* _GOAL_:
All the entries need to be quoted exactly, apart from the pictures, which you should drop.

* _DATASET CONTENT_:
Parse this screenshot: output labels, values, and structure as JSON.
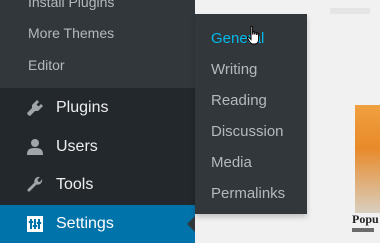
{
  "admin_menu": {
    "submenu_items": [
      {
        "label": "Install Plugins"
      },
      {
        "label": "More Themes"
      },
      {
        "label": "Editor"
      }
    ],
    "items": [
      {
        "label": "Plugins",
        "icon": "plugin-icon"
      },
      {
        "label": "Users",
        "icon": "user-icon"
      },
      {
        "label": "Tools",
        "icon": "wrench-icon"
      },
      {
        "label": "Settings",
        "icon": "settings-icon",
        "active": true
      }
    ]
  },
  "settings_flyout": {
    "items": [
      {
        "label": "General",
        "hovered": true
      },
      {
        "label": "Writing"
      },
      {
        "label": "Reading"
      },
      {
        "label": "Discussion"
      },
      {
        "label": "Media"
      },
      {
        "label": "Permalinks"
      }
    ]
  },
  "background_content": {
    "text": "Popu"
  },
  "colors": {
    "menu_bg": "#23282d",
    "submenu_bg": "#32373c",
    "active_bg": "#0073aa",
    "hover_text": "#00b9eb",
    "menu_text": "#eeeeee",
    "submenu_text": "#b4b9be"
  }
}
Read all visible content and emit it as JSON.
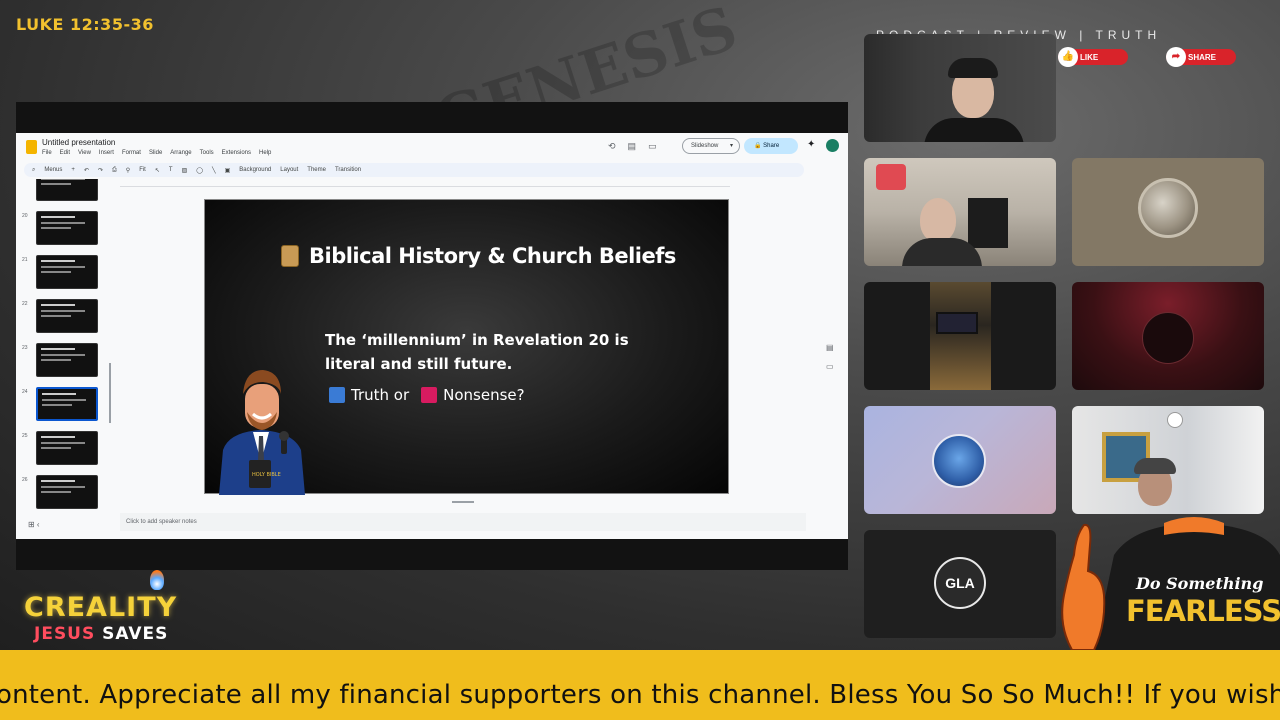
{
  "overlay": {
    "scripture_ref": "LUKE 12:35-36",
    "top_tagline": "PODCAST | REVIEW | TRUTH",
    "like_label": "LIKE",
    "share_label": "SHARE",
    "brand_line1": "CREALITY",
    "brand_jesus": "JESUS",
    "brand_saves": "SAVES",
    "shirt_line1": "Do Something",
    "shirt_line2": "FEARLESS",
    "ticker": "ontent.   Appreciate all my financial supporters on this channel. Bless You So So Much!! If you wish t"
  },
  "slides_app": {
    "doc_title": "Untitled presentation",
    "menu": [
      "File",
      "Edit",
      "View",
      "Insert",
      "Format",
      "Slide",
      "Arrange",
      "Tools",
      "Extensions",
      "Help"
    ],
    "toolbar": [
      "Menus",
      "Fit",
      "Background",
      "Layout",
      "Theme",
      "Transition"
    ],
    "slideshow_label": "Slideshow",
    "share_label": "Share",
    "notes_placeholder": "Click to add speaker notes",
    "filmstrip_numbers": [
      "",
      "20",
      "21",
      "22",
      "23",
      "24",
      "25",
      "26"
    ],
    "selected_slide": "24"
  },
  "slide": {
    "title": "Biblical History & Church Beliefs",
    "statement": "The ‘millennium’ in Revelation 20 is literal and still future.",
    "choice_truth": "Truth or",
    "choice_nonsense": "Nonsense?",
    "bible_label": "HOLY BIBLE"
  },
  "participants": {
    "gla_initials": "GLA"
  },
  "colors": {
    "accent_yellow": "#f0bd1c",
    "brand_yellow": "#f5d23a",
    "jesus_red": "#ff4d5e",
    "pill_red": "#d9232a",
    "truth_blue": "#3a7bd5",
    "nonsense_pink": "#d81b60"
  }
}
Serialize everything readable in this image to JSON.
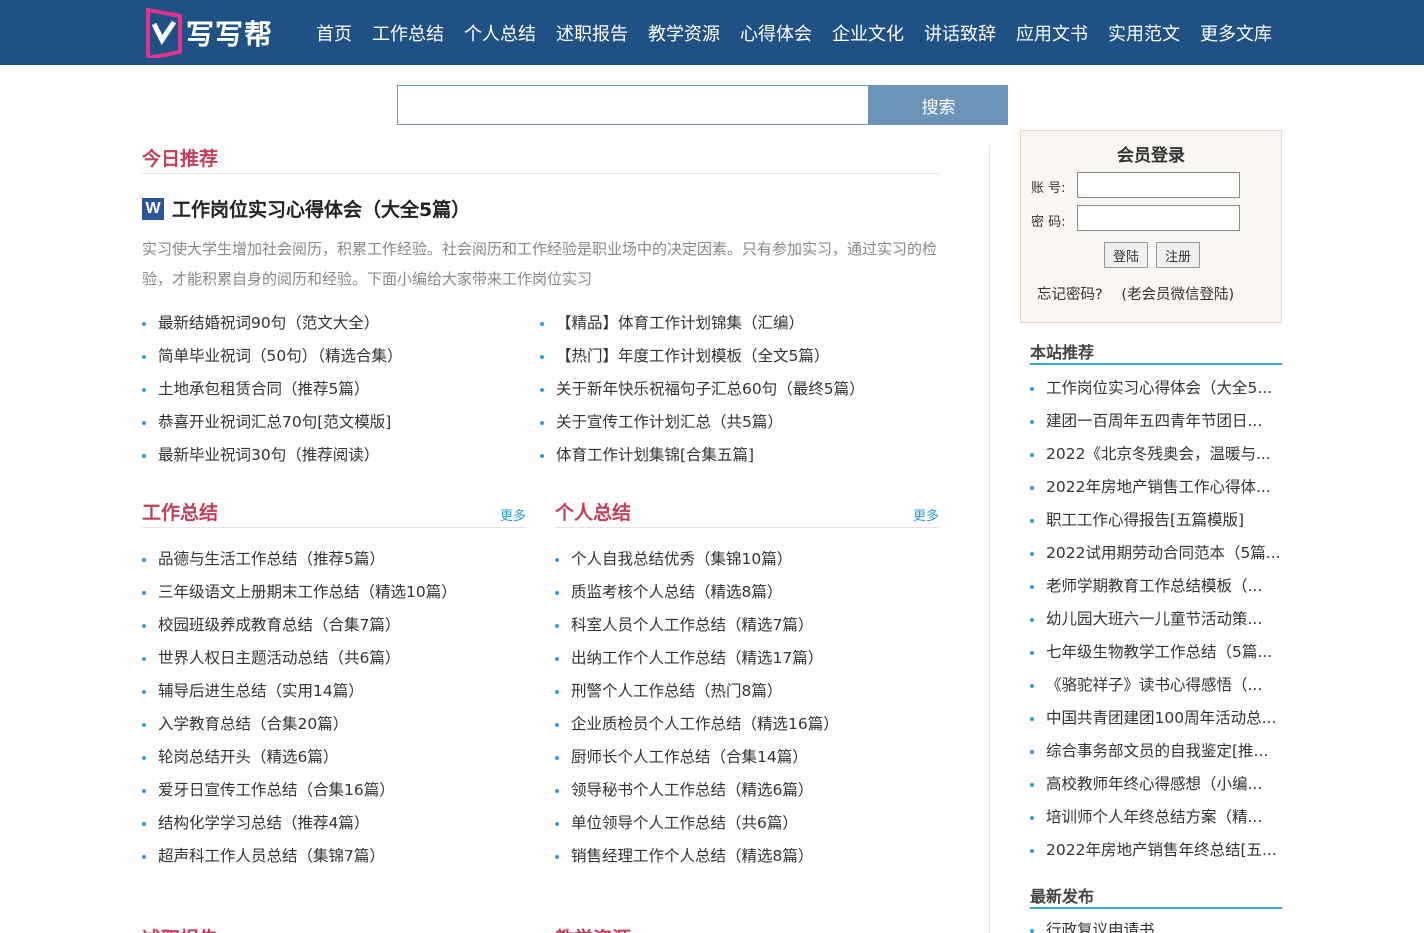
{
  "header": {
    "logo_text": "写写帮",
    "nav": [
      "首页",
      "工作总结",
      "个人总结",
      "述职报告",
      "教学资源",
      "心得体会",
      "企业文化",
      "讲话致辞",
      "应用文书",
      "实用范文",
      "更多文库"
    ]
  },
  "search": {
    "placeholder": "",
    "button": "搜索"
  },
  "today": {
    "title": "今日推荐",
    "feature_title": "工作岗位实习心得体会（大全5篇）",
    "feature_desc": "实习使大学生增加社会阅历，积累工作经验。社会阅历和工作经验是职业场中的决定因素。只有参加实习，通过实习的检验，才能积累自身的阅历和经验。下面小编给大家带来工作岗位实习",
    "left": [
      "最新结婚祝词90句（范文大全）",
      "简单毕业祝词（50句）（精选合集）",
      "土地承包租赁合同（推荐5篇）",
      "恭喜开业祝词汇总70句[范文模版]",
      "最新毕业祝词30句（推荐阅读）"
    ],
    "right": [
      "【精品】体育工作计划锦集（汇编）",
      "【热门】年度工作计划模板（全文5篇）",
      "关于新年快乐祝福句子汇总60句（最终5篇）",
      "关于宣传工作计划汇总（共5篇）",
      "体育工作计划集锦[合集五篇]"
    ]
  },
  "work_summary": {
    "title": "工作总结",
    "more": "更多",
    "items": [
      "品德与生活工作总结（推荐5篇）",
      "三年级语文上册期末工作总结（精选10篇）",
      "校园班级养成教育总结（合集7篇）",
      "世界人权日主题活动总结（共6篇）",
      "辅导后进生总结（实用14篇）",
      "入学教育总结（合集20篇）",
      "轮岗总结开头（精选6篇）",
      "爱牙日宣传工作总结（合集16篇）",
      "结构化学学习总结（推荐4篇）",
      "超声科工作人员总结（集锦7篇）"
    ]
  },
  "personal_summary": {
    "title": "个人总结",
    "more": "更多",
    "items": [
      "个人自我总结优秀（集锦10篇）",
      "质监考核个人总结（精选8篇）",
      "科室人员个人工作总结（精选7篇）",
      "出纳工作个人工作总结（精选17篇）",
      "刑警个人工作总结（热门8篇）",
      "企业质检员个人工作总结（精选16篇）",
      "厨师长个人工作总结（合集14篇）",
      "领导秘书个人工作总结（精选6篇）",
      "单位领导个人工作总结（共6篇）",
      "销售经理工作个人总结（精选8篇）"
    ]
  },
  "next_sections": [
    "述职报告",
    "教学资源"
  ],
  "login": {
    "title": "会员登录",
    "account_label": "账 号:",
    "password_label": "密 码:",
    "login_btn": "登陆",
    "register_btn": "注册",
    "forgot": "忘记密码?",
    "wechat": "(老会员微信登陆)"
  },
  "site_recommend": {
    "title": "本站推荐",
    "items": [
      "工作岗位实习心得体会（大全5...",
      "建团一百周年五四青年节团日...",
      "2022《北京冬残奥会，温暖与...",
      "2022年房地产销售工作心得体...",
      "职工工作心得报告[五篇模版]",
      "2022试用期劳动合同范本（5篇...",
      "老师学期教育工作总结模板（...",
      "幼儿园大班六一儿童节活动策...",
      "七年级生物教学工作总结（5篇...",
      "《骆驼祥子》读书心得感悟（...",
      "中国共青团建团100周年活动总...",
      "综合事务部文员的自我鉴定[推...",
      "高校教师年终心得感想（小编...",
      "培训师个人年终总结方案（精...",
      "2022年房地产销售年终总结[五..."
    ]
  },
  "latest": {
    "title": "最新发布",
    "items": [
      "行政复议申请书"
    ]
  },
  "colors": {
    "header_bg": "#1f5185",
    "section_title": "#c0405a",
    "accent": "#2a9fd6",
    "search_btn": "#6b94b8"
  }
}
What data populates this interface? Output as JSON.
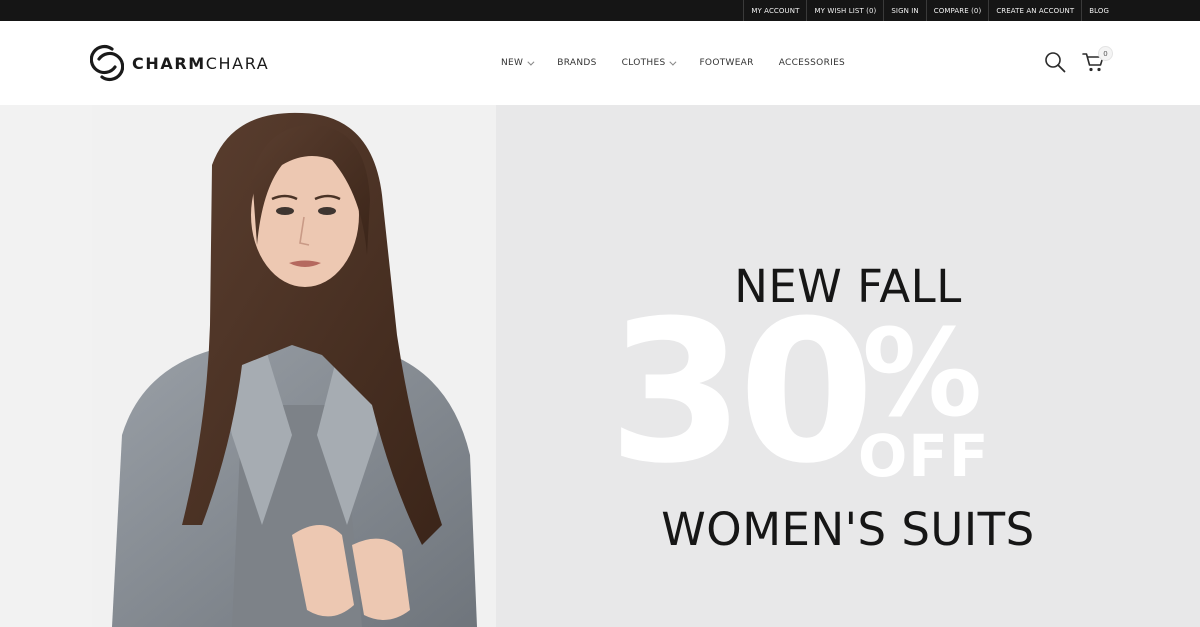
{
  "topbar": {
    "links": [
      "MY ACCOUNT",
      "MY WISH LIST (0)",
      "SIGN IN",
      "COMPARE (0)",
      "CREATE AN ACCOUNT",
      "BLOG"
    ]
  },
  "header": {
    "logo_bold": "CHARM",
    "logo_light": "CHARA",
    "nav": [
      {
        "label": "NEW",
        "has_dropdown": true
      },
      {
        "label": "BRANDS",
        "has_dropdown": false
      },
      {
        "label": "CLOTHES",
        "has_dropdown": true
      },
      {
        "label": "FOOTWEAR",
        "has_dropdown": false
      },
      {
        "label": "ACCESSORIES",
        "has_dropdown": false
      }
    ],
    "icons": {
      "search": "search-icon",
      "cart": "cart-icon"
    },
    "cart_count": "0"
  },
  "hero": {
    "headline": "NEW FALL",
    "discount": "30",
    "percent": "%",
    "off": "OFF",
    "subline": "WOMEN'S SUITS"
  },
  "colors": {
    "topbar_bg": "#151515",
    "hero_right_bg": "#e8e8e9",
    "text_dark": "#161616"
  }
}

* _FINAL RESULT_:
Parse this screenshot: output labels, values, and structure as JSON.
{
  "admin_menu": {
    "submenu_items": [
      {
        "label": "Install Plugins"
      },
      {
        "label": "More Themes"
      },
      {
        "label": "Editor"
      }
    ],
    "items": [
      {
        "label": "Plugins",
        "icon": "plugin-icon"
      },
      {
        "label": "Users",
        "icon": "user-icon"
      },
      {
        "label": "Tools",
        "icon": "wrench-icon"
      },
      {
        "label": "Settings",
        "icon": "settings-icon",
        "active": true
      }
    ]
  },
  "settings_flyout": {
    "items": [
      {
        "label": "General",
        "hovered": true
      },
      {
        "label": "Writing"
      },
      {
        "label": "Reading"
      },
      {
        "label": "Discussion"
      },
      {
        "label": "Media"
      },
      {
        "label": "Permalinks"
      }
    ]
  },
  "background_content": {
    "text": "Popu"
  },
  "colors": {
    "menu_bg": "#23282d",
    "submenu_bg": "#32373c",
    "active_bg": "#0073aa",
    "hover_text": "#00b9eb",
    "menu_text": "#eeeeee",
    "submenu_text": "#b4b9be"
  }
}
Read all visible content and emit it as JSON.
{
  "overlay": {
    "scripture_ref": "LUKE 12:35-36",
    "top_tagline": "PODCAST | REVIEW | TRUTH",
    "like_label": "LIKE",
    "share_label": "SHARE",
    "brand_line1": "CREALITY",
    "brand_jesus": "JESUS",
    "brand_saves": "SAVES",
    "shirt_line1": "Do Something",
    "shirt_line2": "FEARLESS",
    "ticker": "ontent.   Appreciate all my financial supporters on this channel. Bless You So So Much!! If you wish t"
  },
  "slides_app": {
    "doc_title": "Untitled presentation",
    "menu": [
      "File",
      "Edit",
      "View",
      "Insert",
      "Format",
      "Slide",
      "Arrange",
      "Tools",
      "Extensions",
      "Help"
    ],
    "toolbar": [
      "Menus",
      "Fit",
      "Background",
      "Layout",
      "Theme",
      "Transition"
    ],
    "slideshow_label": "Slideshow",
    "share_label": "Share",
    "notes_placeholder": "Click to add speaker notes",
    "filmstrip_numbers": [
      "",
      "20",
      "21",
      "22",
      "23",
      "24",
      "25",
      "26"
    ],
    "selected_slide": "24"
  },
  "slide": {
    "title": "Biblical History & Church Beliefs",
    "statement": "The ‘millennium’ in Revelation 20 is literal and still future.",
    "choice_truth": "Truth or",
    "choice_nonsense": "Nonsense?",
    "bible_label": "HOLY BIBLE"
  },
  "participants": {
    "gla_initials": "GLA"
  },
  "colors": {
    "accent_yellow": "#f0bd1c",
    "brand_yellow": "#f5d23a",
    "jesus_red": "#ff4d5e",
    "pill_red": "#d9232a",
    "truth_blue": "#3a7bd5",
    "nonsense_pink": "#d81b60"
  }
}
Serialize everything readable in this image to JSON.
{
  "header": {
    "logo_text": "写写帮",
    "nav": [
      "首页",
      "工作总结",
      "个人总结",
      "述职报告",
      "教学资源",
      "心得体会",
      "企业文化",
      "讲话致辞",
      "应用文书",
      "实用范文",
      "更多文库"
    ]
  },
  "search": {
    "placeholder": "",
    "button": "搜索"
  },
  "today": {
    "title": "今日推荐",
    "feature_title": "工作岗位实习心得体会（大全5篇）",
    "feature_desc": "实习使大学生增加社会阅历，积累工作经验。社会阅历和工作经验是职业场中的决定因素。只有参加实习，通过实习的检验，才能积累自身的阅历和经验。下面小编给大家带来工作岗位实习",
    "left": [
      "最新结婚祝词90句（范文大全）",
      "简单毕业祝词（50句）（精选合集）",
      "土地承包租赁合同（推荐5篇）",
      "恭喜开业祝词汇总70句[范文模版]",
      "最新毕业祝词30句（推荐阅读）"
    ],
    "right": [
      "【精品】体育工作计划锦集（汇编）",
      "【热门】年度工作计划模板（全文5篇）",
      "关于新年快乐祝福句子汇总60句（最终5篇）",
      "关于宣传工作计划汇总（共5篇）",
      "体育工作计划集锦[合集五篇]"
    ]
  },
  "work_summary": {
    "title": "工作总结",
    "more": "更多",
    "items": [
      "品德与生活工作总结（推荐5篇）",
      "三年级语文上册期末工作总结（精选10篇）",
      "校园班级养成教育总结（合集7篇）",
      "世界人权日主题活动总结（共6篇）",
      "辅导后进生总结（实用14篇）",
      "入学教育总结（合集20篇）",
      "轮岗总结开头（精选6篇）",
      "爱牙日宣传工作总结（合集16篇）",
      "结构化学学习总结（推荐4篇）",
      "超声科工作人员总结（集锦7篇）"
    ]
  },
  "personal_summary": {
    "title": "个人总结",
    "more": "更多",
    "items": [
      "个人自我总结优秀（集锦10篇）",
      "质监考核个人总结（精选8篇）",
      "科室人员个人工作总结（精选7篇）",
      "出纳工作个人工作总结（精选17篇）",
      "刑警个人工作总结（热门8篇）",
      "企业质检员个人工作总结（精选16篇）",
      "厨师长个人工作总结（合集14篇）",
      "领导秘书个人工作总结（精选6篇）",
      "单位领导个人工作总结（共6篇）",
      "销售经理工作个人总结（精选8篇）"
    ]
  },
  "next_sections": [
    "述职报告",
    "教学资源"
  ],
  "login": {
    "title": "会员登录",
    "account_label": "账 号:",
    "password_label": "密 码:",
    "login_btn": "登陆",
    "register_btn": "注册",
    "forgot": "忘记密码?",
    "wechat": "(老会员微信登陆)"
  },
  "site_recommend": {
    "title": "本站推荐",
    "items": [
      "工作岗位实习心得体会（大全5...",
      "建团一百周年五四青年节团日...",
      "2022《北京冬残奥会，温暖与...",
      "2022年房地产销售工作心得体...",
      "职工工作心得报告[五篇模版]",
      "2022试用期劳动合同范本（5篇...",
      "老师学期教育工作总结模板（...",
      "幼儿园大班六一儿童节活动策...",
      "七年级生物教学工作总结（5篇...",
      "《骆驼祥子》读书心得感悟（...",
      "中国共青团建团100周年活动总...",
      "综合事务部文员的自我鉴定[推...",
      "高校教师年终心得感想（小编...",
      "培训师个人年终总结方案（精...",
      "2022年房地产销售年终总结[五..."
    ]
  },
  "latest": {
    "title": "最新发布",
    "items": [
      "行政复议申请书"
    ]
  },
  "colors": {
    "header_bg": "#1f5185",
    "section_title": "#c0405a",
    "accent": "#2a9fd6",
    "search_btn": "#6b94b8"
  }
}
What data populates this interface? Output as JSON.
{
  "topbar": {
    "links": [
      "MY ACCOUNT",
      "MY WISH LIST (0)",
      "SIGN IN",
      "COMPARE (0)",
      "CREATE AN ACCOUNT",
      "BLOG"
    ]
  },
  "header": {
    "logo_bold": "CHARM",
    "logo_light": "CHARA",
    "nav": [
      {
        "label": "NEW",
        "has_dropdown": true
      },
      {
        "label": "BRANDS",
        "has_dropdown": false
      },
      {
        "label": "CLOTHES",
        "has_dropdown": true
      },
      {
        "label": "FOOTWEAR",
        "has_dropdown": false
      },
      {
        "label": "ACCESSORIES",
        "has_dropdown": false
      }
    ],
    "icons": {
      "search": "search-icon",
      "cart": "cart-icon"
    },
    "cart_count": "0"
  },
  "hero": {
    "headline": "NEW FALL",
    "discount": "30",
    "percent": "%",
    "off": "OFF",
    "subline": "WOMEN'S SUITS"
  },
  "colors": {
    "topbar_bg": "#151515",
    "hero_right_bg": "#e8e8e9",
    "text_dark": "#161616"
  }
}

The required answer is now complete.